Start of Available records

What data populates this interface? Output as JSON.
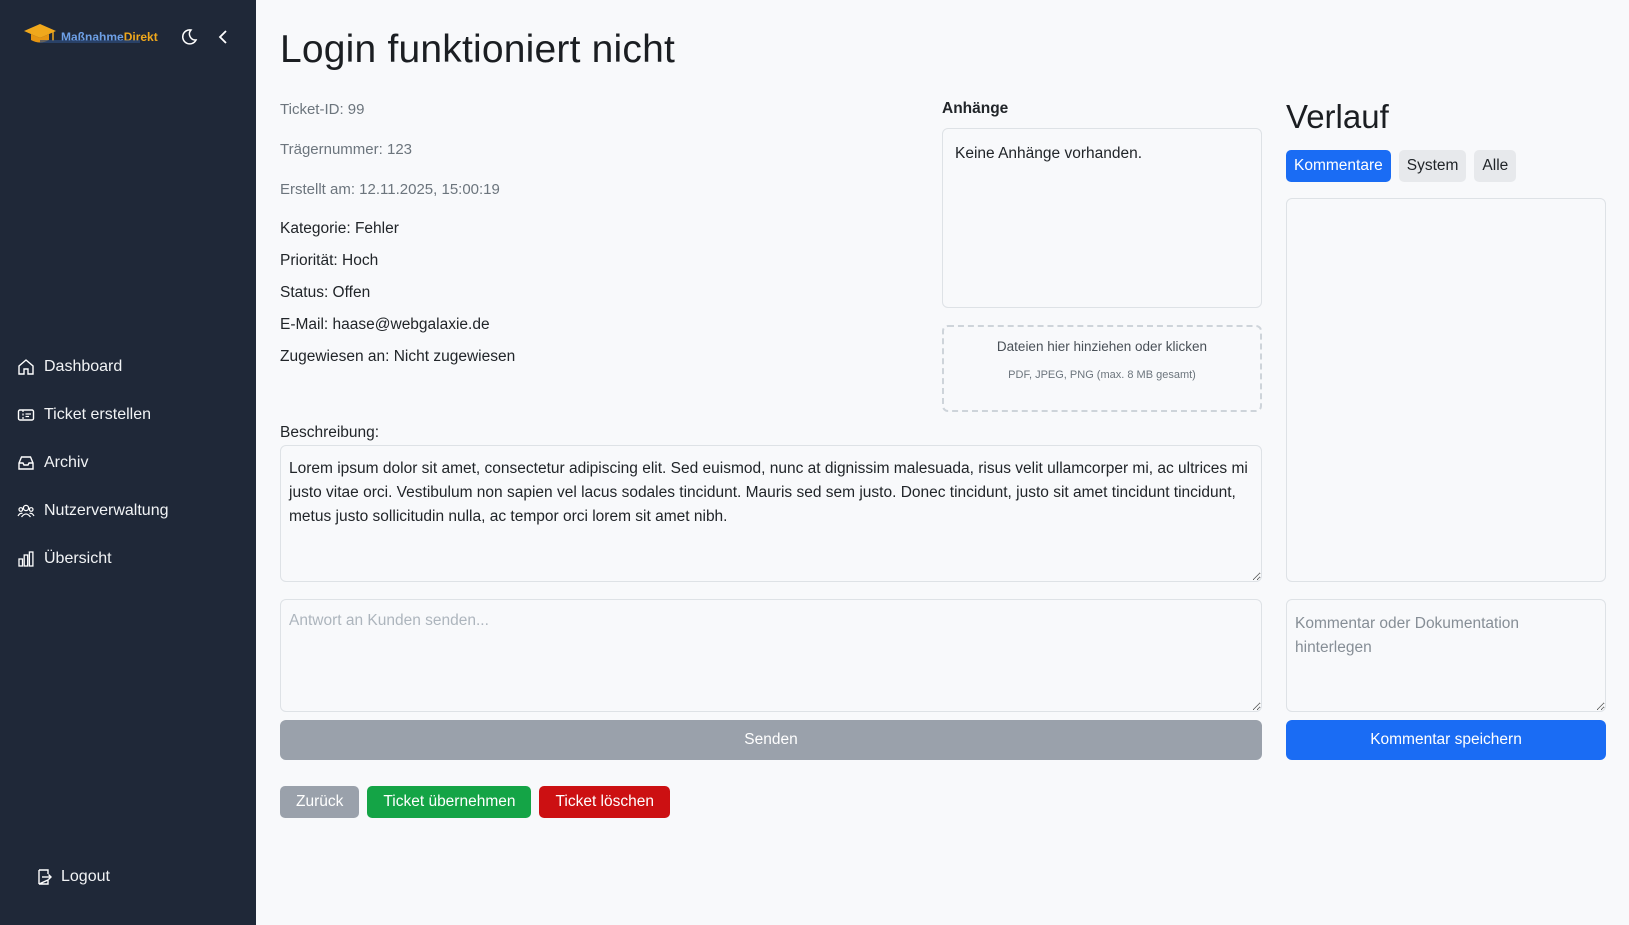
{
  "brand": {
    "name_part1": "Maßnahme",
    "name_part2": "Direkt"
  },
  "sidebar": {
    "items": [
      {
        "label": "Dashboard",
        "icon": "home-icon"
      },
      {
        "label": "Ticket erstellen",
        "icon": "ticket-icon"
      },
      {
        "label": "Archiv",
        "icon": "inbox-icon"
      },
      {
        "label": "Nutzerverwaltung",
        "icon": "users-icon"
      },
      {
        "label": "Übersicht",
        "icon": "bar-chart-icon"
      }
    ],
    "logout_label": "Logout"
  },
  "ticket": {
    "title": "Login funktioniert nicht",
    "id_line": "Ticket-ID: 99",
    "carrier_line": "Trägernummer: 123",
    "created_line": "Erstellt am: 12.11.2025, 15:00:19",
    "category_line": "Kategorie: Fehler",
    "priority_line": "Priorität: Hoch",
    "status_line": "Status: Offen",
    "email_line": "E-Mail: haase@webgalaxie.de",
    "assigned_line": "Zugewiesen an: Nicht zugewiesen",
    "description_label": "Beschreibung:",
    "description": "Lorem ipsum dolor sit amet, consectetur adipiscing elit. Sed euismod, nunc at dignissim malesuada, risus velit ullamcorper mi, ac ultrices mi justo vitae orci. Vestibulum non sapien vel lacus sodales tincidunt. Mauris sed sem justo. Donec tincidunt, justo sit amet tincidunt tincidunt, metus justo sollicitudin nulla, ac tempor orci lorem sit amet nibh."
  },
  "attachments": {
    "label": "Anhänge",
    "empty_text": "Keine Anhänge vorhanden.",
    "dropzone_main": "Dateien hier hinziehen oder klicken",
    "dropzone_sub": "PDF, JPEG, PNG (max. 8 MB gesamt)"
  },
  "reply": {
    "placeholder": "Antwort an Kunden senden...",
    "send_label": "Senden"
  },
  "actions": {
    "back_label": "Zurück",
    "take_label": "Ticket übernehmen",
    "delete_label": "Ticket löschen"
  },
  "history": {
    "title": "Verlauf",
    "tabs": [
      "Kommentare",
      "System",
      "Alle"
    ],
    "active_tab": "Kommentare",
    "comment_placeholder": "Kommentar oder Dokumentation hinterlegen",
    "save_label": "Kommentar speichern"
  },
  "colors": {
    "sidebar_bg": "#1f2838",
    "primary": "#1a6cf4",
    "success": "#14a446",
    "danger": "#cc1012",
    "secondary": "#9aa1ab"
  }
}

End of Available records
Start of Available records

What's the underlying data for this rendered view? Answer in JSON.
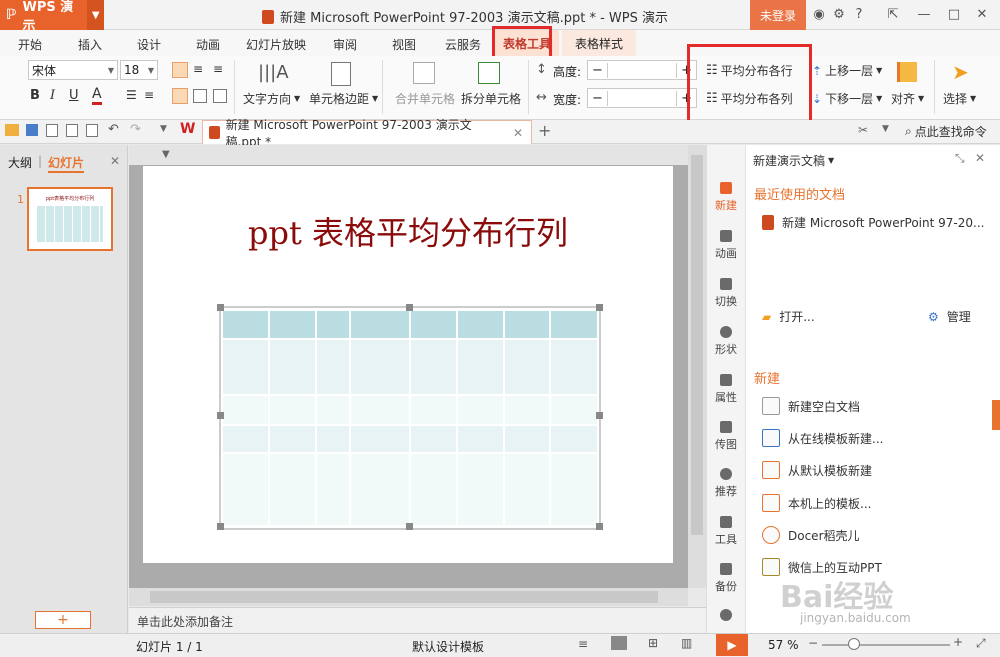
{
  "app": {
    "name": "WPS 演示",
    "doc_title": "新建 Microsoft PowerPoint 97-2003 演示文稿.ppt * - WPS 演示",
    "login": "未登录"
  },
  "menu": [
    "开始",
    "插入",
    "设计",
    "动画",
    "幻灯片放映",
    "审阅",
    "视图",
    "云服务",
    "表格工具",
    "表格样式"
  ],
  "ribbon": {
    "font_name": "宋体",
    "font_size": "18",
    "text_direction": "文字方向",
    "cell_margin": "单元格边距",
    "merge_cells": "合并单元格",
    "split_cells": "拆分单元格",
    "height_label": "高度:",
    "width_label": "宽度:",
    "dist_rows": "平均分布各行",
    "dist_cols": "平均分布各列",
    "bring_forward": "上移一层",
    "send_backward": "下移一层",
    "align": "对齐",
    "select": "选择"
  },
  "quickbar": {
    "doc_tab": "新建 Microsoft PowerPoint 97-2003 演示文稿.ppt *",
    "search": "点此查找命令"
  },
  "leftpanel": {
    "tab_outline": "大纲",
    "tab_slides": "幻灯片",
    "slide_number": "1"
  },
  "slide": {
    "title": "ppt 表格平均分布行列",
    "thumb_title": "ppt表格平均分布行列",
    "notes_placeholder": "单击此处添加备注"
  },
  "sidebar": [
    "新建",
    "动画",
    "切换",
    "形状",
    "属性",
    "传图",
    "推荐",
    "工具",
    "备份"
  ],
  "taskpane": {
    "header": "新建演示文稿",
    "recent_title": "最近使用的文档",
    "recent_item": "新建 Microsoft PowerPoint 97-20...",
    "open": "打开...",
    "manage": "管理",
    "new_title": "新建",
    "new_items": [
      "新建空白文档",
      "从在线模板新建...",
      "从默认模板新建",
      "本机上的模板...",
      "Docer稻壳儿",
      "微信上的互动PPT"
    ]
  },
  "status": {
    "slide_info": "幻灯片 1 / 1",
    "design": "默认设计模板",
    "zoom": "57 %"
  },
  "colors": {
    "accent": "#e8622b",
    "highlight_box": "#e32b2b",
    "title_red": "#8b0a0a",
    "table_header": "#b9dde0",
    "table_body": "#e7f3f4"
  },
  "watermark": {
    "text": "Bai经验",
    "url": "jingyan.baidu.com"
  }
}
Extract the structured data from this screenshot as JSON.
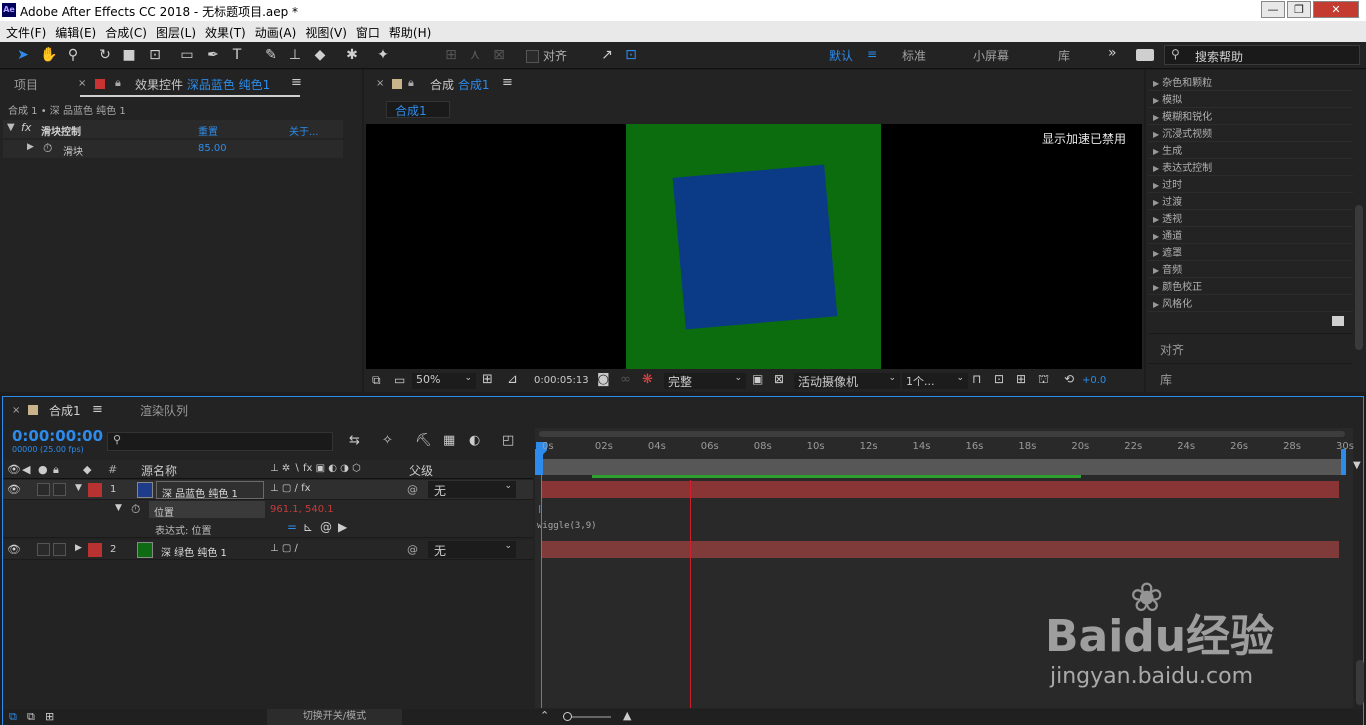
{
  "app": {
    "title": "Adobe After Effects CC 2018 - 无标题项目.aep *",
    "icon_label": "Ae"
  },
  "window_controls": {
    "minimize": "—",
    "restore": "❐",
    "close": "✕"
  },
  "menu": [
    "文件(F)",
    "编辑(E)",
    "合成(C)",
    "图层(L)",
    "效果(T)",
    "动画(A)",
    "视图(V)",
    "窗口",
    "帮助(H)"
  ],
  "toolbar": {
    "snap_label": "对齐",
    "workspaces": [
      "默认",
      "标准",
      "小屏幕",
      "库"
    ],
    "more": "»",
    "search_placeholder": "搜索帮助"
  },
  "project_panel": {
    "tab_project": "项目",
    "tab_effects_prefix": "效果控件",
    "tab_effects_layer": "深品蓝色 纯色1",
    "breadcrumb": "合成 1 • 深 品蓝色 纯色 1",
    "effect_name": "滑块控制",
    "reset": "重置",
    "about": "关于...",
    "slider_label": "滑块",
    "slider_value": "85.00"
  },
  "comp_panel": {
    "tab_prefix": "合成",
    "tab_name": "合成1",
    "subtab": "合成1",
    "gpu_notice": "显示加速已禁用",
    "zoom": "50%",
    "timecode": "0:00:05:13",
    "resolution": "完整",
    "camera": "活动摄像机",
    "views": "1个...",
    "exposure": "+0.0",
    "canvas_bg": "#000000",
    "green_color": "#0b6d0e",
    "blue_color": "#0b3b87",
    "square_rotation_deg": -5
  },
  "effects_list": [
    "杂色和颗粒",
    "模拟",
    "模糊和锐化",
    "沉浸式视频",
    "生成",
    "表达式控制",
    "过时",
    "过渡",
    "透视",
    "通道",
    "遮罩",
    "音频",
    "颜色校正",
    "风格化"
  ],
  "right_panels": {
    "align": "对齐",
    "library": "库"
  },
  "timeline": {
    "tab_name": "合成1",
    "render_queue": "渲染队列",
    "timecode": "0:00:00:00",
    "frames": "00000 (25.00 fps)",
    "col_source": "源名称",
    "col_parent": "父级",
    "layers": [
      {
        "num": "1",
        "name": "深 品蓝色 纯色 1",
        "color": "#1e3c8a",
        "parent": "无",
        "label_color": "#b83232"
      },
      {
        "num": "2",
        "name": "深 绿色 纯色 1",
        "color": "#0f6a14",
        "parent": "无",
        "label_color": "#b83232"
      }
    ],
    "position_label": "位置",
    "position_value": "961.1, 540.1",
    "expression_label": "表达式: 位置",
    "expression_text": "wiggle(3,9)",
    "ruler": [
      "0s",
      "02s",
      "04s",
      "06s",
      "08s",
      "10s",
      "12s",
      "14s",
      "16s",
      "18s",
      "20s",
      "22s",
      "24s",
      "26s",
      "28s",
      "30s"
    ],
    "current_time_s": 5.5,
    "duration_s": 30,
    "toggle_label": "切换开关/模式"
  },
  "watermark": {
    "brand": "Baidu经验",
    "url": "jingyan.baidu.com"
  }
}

End of Available records
Start of Available records

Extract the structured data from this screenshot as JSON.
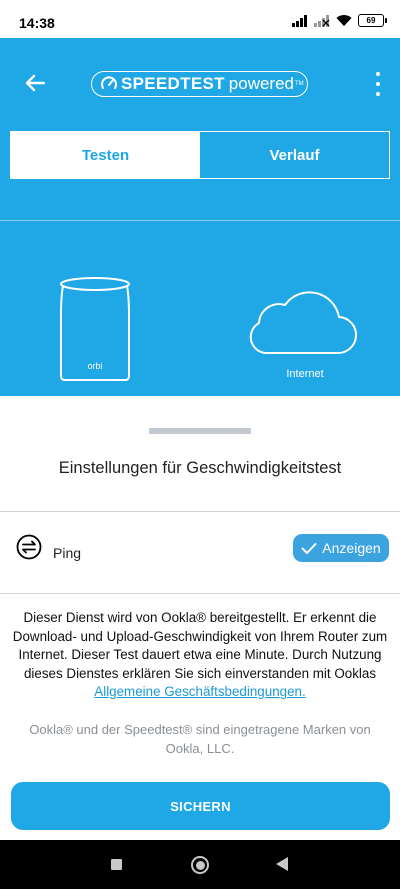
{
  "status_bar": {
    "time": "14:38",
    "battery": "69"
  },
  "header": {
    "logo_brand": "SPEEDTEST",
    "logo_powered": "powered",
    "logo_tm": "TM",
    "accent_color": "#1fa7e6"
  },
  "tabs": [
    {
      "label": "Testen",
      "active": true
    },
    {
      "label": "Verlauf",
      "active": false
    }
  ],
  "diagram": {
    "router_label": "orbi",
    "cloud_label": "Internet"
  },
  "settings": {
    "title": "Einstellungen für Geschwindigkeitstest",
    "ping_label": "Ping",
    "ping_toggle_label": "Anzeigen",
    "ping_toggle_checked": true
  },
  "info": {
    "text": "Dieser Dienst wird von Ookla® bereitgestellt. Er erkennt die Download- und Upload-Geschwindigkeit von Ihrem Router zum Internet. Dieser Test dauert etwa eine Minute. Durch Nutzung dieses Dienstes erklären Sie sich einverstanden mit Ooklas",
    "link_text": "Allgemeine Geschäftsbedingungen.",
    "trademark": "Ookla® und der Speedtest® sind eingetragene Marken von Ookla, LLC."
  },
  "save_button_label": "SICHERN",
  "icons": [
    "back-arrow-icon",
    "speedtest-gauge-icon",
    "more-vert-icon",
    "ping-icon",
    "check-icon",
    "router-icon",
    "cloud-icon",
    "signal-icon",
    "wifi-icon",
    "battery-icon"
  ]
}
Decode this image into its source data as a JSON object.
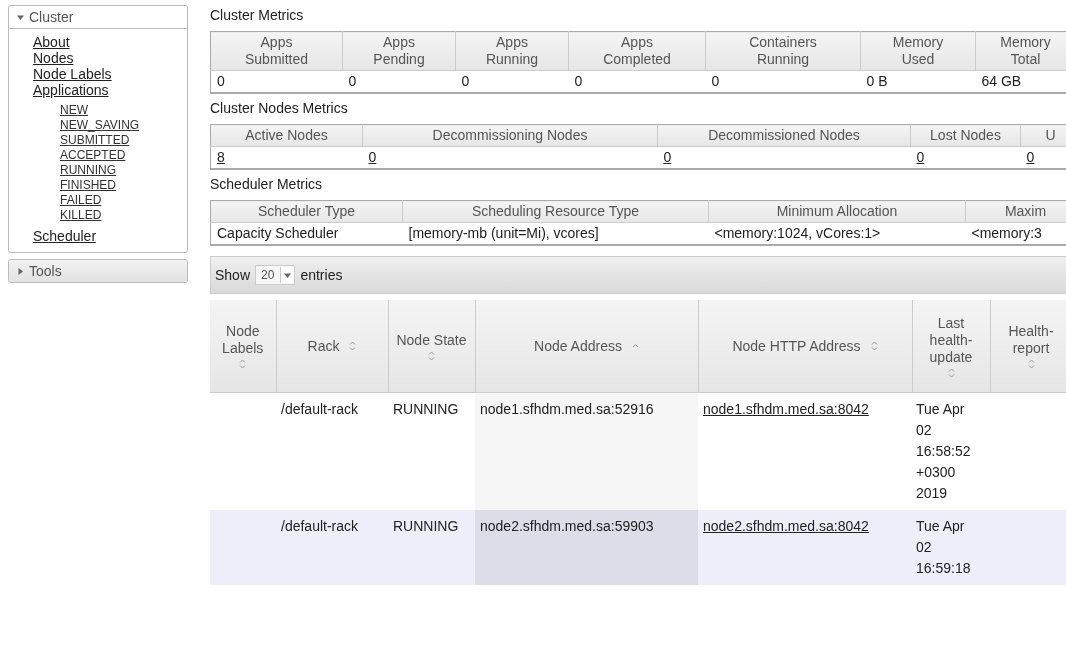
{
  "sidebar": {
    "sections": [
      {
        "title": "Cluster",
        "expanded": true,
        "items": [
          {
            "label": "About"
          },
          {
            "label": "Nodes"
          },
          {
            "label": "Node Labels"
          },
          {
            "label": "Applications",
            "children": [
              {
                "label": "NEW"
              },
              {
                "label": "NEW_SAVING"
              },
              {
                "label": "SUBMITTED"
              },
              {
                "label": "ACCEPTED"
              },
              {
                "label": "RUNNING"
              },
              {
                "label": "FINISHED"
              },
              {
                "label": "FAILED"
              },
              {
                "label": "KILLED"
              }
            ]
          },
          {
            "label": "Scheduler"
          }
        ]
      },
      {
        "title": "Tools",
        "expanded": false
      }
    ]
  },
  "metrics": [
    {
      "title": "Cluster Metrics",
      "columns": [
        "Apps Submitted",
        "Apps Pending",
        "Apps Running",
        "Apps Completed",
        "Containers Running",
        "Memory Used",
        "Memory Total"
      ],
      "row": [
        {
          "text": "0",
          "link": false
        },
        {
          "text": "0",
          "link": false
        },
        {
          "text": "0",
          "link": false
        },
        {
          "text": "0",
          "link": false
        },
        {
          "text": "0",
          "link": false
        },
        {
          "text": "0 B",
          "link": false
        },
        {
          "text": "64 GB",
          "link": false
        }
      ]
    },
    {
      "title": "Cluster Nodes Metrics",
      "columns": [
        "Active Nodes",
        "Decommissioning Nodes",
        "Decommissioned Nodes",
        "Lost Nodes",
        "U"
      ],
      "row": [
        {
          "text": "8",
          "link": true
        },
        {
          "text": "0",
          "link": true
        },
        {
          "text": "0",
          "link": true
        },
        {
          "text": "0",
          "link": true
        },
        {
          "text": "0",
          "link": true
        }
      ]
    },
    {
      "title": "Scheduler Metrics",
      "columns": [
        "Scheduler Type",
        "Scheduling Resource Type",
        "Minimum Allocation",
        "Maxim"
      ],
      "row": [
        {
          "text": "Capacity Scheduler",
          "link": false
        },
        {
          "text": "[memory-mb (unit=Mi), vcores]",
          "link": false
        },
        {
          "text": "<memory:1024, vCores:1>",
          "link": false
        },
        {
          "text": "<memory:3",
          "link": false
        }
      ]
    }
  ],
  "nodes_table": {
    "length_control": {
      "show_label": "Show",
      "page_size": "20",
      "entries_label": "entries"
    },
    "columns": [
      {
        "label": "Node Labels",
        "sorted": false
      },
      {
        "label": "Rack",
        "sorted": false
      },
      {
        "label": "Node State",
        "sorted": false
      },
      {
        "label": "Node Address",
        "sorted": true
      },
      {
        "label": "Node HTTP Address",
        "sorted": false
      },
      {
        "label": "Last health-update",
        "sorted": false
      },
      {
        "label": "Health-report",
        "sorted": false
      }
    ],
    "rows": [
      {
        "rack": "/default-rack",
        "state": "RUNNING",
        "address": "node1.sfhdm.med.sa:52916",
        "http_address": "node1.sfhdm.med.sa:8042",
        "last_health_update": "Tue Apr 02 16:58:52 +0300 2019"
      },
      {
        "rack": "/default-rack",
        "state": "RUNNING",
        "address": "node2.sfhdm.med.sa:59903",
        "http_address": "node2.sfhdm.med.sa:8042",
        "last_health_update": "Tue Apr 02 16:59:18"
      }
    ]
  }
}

End of Available records

Choose all lines containing the string "Type" and copy them out.

        "Scheduler Type",
        "Scheduling Resource Type",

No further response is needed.